Instruction:
Scan the following material for the string "What" and copy each line in which it appears.

>> Begin

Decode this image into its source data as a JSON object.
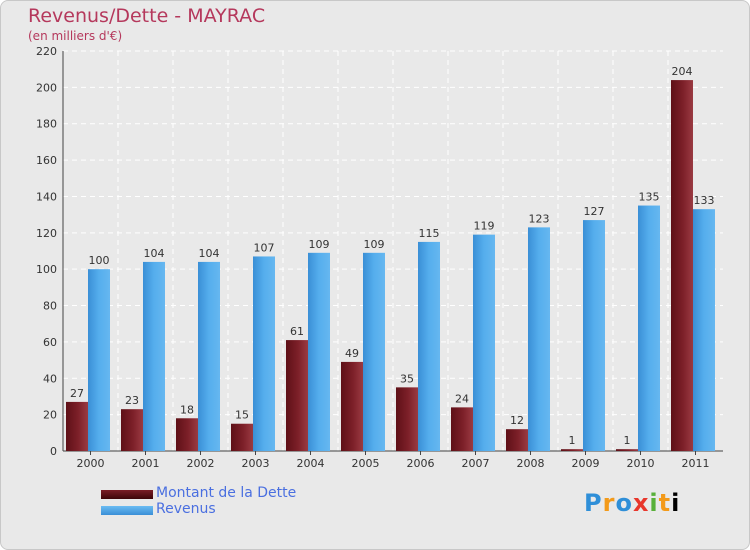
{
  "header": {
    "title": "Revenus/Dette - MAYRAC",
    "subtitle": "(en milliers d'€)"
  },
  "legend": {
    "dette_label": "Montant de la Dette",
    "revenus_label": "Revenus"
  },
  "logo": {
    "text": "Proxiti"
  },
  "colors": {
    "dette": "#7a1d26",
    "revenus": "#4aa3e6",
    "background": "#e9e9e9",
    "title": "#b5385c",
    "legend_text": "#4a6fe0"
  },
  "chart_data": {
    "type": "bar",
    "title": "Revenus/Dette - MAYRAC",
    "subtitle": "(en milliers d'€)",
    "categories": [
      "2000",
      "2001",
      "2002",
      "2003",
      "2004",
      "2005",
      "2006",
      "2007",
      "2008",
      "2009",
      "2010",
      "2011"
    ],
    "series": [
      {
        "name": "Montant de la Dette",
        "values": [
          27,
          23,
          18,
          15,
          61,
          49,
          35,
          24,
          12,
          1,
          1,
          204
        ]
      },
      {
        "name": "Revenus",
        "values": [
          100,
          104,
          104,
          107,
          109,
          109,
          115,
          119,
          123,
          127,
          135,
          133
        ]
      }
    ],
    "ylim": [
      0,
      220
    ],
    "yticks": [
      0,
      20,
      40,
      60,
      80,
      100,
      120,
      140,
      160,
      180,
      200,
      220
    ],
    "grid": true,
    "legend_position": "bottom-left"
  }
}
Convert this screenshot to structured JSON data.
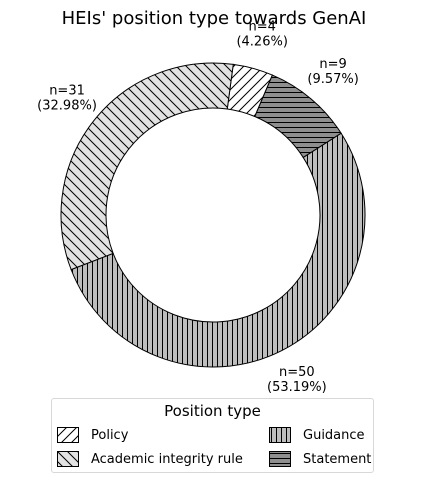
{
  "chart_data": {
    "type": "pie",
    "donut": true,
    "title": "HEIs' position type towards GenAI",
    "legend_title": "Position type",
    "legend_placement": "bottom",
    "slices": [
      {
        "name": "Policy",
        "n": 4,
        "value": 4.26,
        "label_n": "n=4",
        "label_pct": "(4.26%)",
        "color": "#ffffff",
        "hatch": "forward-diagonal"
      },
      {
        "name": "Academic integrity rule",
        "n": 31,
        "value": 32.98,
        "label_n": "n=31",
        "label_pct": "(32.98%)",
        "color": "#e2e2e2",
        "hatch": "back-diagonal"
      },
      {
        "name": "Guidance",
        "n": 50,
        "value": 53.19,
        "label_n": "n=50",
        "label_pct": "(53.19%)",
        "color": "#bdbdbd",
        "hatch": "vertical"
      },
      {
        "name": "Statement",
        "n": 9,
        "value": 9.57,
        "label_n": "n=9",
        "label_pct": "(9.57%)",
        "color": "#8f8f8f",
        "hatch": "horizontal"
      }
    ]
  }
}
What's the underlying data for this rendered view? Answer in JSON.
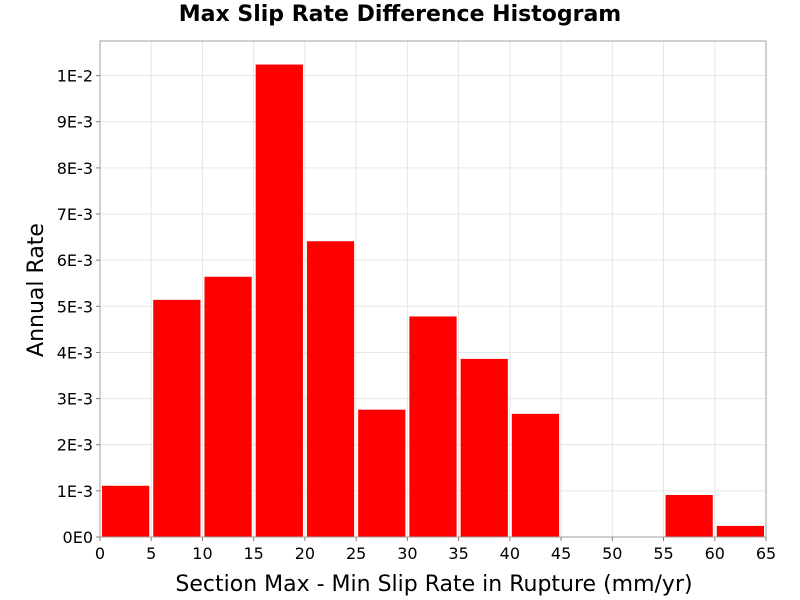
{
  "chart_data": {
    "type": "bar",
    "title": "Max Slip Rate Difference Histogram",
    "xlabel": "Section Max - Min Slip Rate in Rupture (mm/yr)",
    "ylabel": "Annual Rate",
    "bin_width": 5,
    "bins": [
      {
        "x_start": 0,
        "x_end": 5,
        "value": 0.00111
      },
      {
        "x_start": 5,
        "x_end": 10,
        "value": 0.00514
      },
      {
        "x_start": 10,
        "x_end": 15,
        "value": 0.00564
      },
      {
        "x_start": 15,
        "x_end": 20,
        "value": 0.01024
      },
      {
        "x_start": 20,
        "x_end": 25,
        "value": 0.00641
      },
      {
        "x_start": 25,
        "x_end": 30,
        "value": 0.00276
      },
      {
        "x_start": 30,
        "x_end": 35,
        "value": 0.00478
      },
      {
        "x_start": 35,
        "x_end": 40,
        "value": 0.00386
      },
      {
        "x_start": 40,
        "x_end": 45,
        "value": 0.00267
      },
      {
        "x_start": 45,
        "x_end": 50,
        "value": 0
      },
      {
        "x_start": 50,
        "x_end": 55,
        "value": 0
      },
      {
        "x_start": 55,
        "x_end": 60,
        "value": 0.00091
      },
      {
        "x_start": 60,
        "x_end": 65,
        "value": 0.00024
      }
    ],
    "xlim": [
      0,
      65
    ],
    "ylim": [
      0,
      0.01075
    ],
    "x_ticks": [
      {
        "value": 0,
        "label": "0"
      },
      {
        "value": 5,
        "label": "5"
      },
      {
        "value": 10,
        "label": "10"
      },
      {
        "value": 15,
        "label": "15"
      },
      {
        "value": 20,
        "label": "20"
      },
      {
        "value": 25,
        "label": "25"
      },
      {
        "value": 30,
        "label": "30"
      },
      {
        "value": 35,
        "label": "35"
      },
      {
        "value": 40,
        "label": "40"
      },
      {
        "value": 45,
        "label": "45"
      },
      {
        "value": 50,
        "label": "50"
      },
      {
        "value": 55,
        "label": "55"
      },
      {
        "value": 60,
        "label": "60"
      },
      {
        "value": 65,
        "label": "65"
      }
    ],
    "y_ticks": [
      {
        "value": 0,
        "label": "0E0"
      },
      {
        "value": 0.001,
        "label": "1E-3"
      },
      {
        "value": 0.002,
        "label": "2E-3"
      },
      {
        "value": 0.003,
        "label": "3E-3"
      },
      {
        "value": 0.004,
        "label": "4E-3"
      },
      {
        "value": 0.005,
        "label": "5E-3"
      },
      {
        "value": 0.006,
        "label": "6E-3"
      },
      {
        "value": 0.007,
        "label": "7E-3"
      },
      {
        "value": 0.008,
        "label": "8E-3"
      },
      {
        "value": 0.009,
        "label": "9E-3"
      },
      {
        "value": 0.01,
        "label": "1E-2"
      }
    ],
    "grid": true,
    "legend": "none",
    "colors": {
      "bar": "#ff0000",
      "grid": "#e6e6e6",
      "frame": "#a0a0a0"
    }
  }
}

>> End
>> Begin

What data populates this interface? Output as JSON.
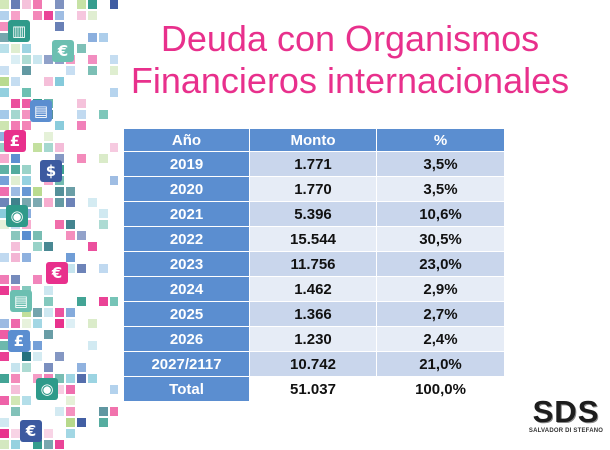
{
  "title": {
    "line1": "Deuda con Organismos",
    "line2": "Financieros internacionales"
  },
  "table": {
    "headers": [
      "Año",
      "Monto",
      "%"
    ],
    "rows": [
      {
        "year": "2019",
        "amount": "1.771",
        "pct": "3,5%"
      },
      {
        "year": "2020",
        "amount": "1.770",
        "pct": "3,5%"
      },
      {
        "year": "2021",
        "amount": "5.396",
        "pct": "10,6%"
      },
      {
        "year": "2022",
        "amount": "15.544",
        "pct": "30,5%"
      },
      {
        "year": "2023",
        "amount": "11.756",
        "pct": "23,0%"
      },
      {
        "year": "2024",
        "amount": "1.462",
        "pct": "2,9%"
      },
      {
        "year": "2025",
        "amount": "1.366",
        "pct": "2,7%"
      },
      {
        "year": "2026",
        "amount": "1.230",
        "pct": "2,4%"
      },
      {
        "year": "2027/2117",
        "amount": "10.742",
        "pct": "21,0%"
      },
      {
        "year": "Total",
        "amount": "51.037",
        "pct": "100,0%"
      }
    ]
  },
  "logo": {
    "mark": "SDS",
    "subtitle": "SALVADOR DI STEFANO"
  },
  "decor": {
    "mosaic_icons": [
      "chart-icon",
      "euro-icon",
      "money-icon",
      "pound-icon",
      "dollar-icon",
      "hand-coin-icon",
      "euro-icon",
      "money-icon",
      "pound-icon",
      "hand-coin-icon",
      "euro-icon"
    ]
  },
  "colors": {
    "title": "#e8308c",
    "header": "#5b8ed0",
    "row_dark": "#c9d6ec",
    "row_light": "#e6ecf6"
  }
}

>> End

Complete output:
What's the underlying data for this rendered view? Answer in JSON.
What data populates this interface? Output as JSON.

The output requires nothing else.